Written instruction => Copy every one of the items below word for word, but leave out the pictures.
::::
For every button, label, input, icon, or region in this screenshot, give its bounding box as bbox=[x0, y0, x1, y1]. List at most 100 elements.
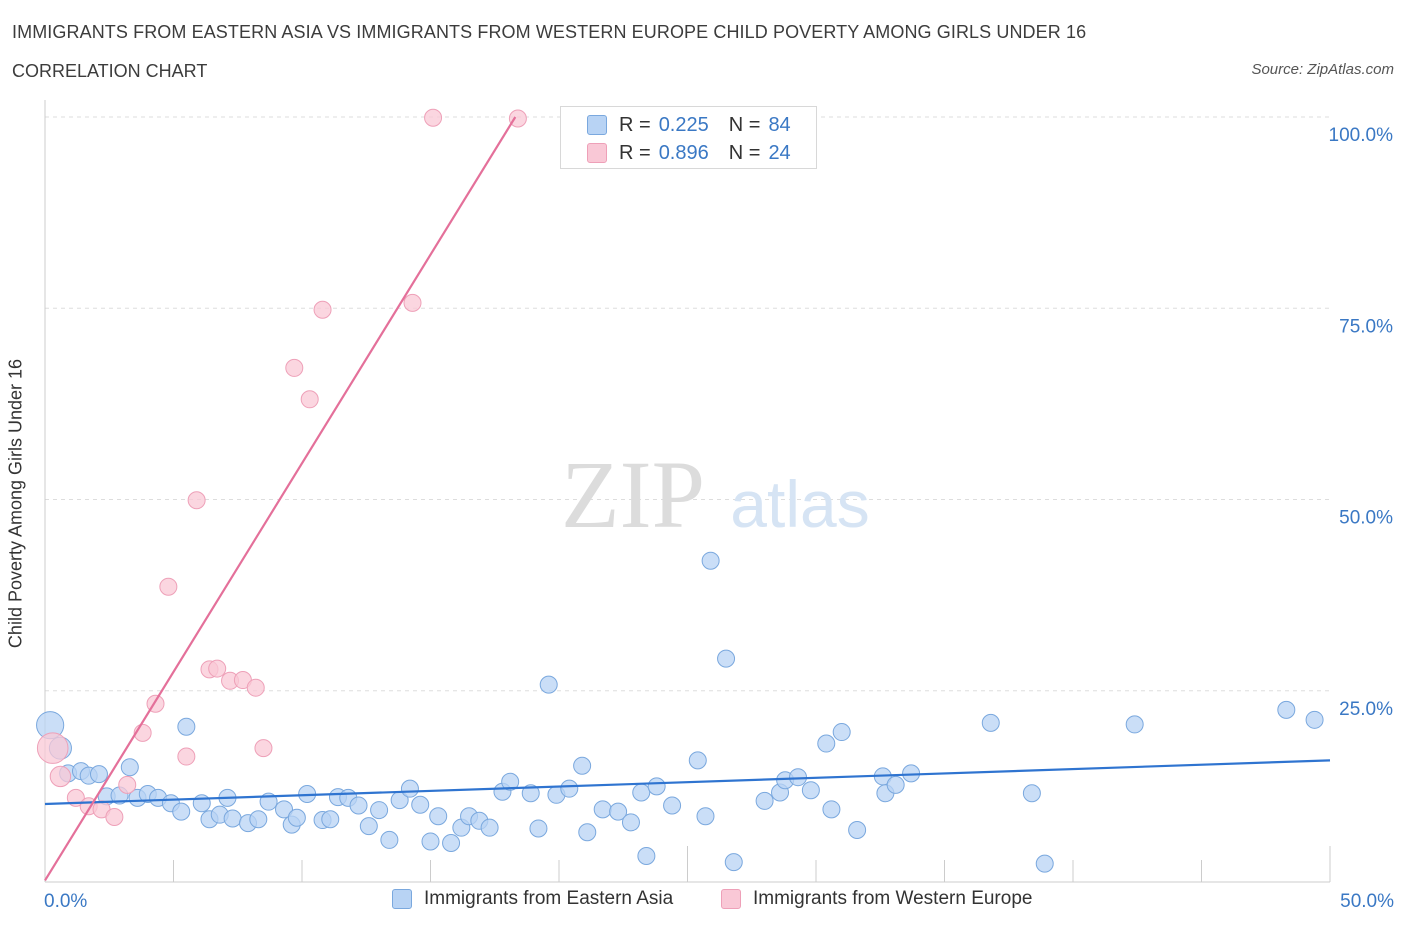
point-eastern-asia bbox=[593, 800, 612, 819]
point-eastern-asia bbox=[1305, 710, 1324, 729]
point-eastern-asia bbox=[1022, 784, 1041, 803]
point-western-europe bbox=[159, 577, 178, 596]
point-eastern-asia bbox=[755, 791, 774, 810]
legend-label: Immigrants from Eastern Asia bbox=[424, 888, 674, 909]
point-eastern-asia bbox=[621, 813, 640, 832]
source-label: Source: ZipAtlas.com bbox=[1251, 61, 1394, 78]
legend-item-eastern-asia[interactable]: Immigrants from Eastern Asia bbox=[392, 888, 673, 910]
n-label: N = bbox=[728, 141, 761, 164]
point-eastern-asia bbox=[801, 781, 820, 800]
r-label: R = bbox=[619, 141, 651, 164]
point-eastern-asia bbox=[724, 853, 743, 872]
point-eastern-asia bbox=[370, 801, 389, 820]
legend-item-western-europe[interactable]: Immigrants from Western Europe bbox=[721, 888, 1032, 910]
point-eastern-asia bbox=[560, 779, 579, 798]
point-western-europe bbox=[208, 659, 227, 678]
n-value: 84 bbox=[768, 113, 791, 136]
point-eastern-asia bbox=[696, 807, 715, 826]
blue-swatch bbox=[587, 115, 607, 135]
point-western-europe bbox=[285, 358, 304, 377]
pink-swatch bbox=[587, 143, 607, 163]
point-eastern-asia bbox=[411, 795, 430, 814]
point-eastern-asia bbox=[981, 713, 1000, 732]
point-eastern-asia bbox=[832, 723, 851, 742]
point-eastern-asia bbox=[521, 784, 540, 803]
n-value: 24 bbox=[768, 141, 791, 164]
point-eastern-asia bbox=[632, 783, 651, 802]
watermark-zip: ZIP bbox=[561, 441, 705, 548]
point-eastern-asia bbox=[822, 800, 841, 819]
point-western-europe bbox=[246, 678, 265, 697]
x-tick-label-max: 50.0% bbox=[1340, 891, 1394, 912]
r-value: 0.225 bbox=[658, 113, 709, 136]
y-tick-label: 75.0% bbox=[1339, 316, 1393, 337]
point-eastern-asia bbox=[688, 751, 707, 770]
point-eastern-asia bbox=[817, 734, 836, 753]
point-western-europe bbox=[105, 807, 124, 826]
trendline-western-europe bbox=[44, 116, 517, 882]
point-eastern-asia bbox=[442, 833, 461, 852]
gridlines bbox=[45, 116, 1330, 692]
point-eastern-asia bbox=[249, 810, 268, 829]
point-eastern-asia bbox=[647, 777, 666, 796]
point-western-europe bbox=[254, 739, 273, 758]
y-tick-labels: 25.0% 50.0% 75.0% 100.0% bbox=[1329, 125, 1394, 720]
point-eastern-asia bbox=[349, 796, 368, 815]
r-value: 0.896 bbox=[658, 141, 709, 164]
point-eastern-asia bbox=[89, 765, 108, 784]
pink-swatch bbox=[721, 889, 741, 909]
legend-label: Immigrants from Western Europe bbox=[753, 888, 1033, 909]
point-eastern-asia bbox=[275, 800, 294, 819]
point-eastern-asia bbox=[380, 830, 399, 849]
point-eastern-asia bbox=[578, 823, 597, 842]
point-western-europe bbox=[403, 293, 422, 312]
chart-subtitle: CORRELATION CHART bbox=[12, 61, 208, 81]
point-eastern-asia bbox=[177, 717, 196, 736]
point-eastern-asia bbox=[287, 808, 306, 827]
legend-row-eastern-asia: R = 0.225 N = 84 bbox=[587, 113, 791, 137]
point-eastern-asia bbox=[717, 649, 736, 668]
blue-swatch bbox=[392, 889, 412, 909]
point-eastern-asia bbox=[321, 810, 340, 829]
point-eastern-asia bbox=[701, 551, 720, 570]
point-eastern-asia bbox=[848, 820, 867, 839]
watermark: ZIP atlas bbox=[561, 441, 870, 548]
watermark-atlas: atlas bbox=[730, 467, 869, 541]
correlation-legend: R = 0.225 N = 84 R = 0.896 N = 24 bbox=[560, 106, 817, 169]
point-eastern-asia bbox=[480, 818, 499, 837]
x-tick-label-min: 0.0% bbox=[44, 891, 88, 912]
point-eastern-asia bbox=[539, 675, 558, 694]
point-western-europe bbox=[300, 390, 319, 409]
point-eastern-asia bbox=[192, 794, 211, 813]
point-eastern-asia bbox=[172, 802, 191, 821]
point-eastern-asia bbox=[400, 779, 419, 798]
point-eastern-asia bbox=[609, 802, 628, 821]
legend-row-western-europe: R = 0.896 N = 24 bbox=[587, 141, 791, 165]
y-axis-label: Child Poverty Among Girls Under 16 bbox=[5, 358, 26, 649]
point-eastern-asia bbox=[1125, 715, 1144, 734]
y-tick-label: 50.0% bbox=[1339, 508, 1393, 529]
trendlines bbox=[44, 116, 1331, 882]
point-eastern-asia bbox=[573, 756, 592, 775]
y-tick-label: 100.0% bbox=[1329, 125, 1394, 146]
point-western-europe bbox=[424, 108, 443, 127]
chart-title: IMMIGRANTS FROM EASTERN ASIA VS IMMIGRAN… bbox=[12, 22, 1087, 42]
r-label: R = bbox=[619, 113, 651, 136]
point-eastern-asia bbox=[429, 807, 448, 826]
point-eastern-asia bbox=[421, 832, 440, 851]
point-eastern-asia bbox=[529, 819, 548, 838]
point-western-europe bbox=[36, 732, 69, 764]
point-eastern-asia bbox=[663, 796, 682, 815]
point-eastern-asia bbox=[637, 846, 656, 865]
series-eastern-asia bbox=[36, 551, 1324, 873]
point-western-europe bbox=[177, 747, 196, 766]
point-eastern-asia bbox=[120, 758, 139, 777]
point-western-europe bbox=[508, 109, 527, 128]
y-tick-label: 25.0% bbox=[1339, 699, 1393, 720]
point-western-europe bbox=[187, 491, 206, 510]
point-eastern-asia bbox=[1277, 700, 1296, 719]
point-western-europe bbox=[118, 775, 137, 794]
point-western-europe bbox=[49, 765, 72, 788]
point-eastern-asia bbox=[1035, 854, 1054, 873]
::::
Exercise response =>
For every button, label, input, icon, or region in this screenshot, give its bounding box as bbox=[x0, y0, x1, y1]. List at most 100 elements.
point-eastern-asia bbox=[593, 800, 612, 819]
point-eastern-asia bbox=[1305, 710, 1324, 729]
point-eastern-asia bbox=[1022, 784, 1041, 803]
point-western-europe bbox=[159, 577, 178, 596]
point-eastern-asia bbox=[755, 791, 774, 810]
legend-label: Immigrants from Eastern Asia bbox=[424, 888, 674, 909]
point-eastern-asia bbox=[621, 813, 640, 832]
source-label: Source: ZipAtlas.com bbox=[1251, 61, 1394, 78]
legend-item-eastern-asia[interactable]: Immigrants from Eastern Asia bbox=[392, 888, 673, 910]
n-label: N = bbox=[728, 141, 761, 164]
point-eastern-asia bbox=[801, 781, 820, 800]
r-label: R = bbox=[619, 141, 651, 164]
point-eastern-asia bbox=[724, 853, 743, 872]
point-eastern-asia bbox=[370, 801, 389, 820]
legend-item-western-europe[interactable]: Immigrants from Western Europe bbox=[721, 888, 1032, 910]
point-eastern-asia bbox=[560, 779, 579, 798]
point-western-europe bbox=[208, 659, 227, 678]
n-value: 84 bbox=[768, 113, 791, 136]
point-eastern-asia bbox=[696, 807, 715, 826]
blue-swatch bbox=[587, 115, 607, 135]
point-western-europe bbox=[285, 358, 304, 377]
pink-swatch bbox=[587, 143, 607, 163]
point-eastern-asia bbox=[411, 795, 430, 814]
point-eastern-asia bbox=[981, 713, 1000, 732]
point-eastern-asia bbox=[832, 723, 851, 742]
point-eastern-asia bbox=[521, 784, 540, 803]
n-value: 24 bbox=[768, 141, 791, 164]
point-eastern-asia bbox=[632, 783, 651, 802]
watermark-zip: ZIP bbox=[561, 441, 705, 548]
point-eastern-asia bbox=[822, 800, 841, 819]
point-western-europe bbox=[246, 678, 265, 697]
x-tick-label-max: 50.0% bbox=[1340, 891, 1394, 912]
r-value: 0.225 bbox=[658, 113, 709, 136]
y-tick-label: 75.0% bbox=[1339, 316, 1393, 337]
point-eastern-asia bbox=[688, 751, 707, 770]
point-eastern-asia bbox=[817, 734, 836, 753]
point-western-europe bbox=[105, 807, 124, 826]
trendline-western-europe bbox=[44, 116, 517, 882]
point-eastern-asia bbox=[442, 833, 461, 852]
gridlines bbox=[45, 116, 1330, 692]
point-eastern-asia bbox=[249, 810, 268, 829]
point-eastern-asia bbox=[647, 777, 666, 796]
point-western-europe bbox=[254, 739, 273, 758]
y-tick-labels: 25.0% 50.0% 75.0% 100.0% bbox=[1329, 125, 1394, 720]
point-eastern-asia bbox=[349, 796, 368, 815]
r-value: 0.896 bbox=[658, 141, 709, 164]
point-eastern-asia bbox=[89, 765, 108, 784]
pink-swatch bbox=[721, 889, 741, 909]
legend-label: Immigrants from Western Europe bbox=[753, 888, 1033, 909]
point-eastern-asia bbox=[275, 800, 294, 819]
point-eastern-asia bbox=[380, 830, 399, 849]
point-eastern-asia bbox=[578, 823, 597, 842]
point-western-europe bbox=[403, 293, 422, 312]
chart-subtitle: CORRELATION CHART bbox=[12, 61, 208, 81]
point-eastern-asia bbox=[177, 717, 196, 736]
point-eastern-asia bbox=[287, 808, 306, 827]
legend-row-eastern-asia: R = 0.225 N = 84 bbox=[587, 113, 791, 137]
point-eastern-asia bbox=[717, 649, 736, 668]
blue-swatch bbox=[392, 889, 412, 909]
point-eastern-asia bbox=[321, 810, 340, 829]
point-eastern-asia bbox=[701, 551, 720, 570]
point-eastern-asia bbox=[848, 820, 867, 839]
watermark: ZIP atlas bbox=[561, 441, 870, 548]
watermark-atlas: atlas bbox=[730, 467, 869, 541]
correlation-legend: R = 0.225 N = 84 R = 0.896 N = 24 bbox=[560, 106, 817, 169]
point-eastern-asia bbox=[480, 818, 499, 837]
x-tick-label-min: 0.0% bbox=[44, 891, 88, 912]
point-eastern-asia bbox=[539, 675, 558, 694]
point-western-europe bbox=[300, 390, 319, 409]
point-eastern-asia bbox=[192, 794, 211, 813]
point-eastern-asia bbox=[172, 802, 191, 821]
point-eastern-asia bbox=[400, 779, 419, 798]
point-eastern-asia bbox=[609, 802, 628, 821]
legend-row-western-europe: R = 0.896 N = 24 bbox=[587, 141, 791, 165]
y-axis-label: Child Poverty Among Girls Under 16 bbox=[5, 358, 26, 649]
point-eastern-asia bbox=[1125, 715, 1144, 734]
y-tick-label: 50.0% bbox=[1339, 508, 1393, 529]
trendlines bbox=[44, 116, 1331, 882]
point-eastern-asia bbox=[573, 756, 592, 775]
y-tick-label: 100.0% bbox=[1329, 125, 1394, 146]
point-western-europe bbox=[424, 108, 443, 127]
chart-title: IMMIGRANTS FROM EASTERN ASIA VS IMMIGRAN… bbox=[12, 22, 1087, 42]
r-label: R = bbox=[619, 113, 651, 136]
point-eastern-asia bbox=[429, 807, 448, 826]
point-eastern-asia bbox=[421, 832, 440, 851]
point-eastern-asia bbox=[529, 819, 548, 838]
point-western-europe bbox=[36, 732, 69, 764]
point-eastern-asia bbox=[663, 796, 682, 815]
point-eastern-asia bbox=[637, 846, 656, 865]
series-eastern-asia bbox=[36, 551, 1324, 873]
point-western-europe bbox=[177, 747, 196, 766]
point-eastern-asia bbox=[120, 758, 139, 777]
point-western-europe bbox=[508, 109, 527, 128]
y-tick-label: 25.0% bbox=[1339, 699, 1393, 720]
point-western-europe bbox=[187, 491, 206, 510]
point-eastern-asia bbox=[1277, 700, 1296, 719]
point-western-europe bbox=[118, 775, 137, 794]
point-western-europe bbox=[49, 765, 72, 788]
point-eastern-asia bbox=[1035, 854, 1054, 873]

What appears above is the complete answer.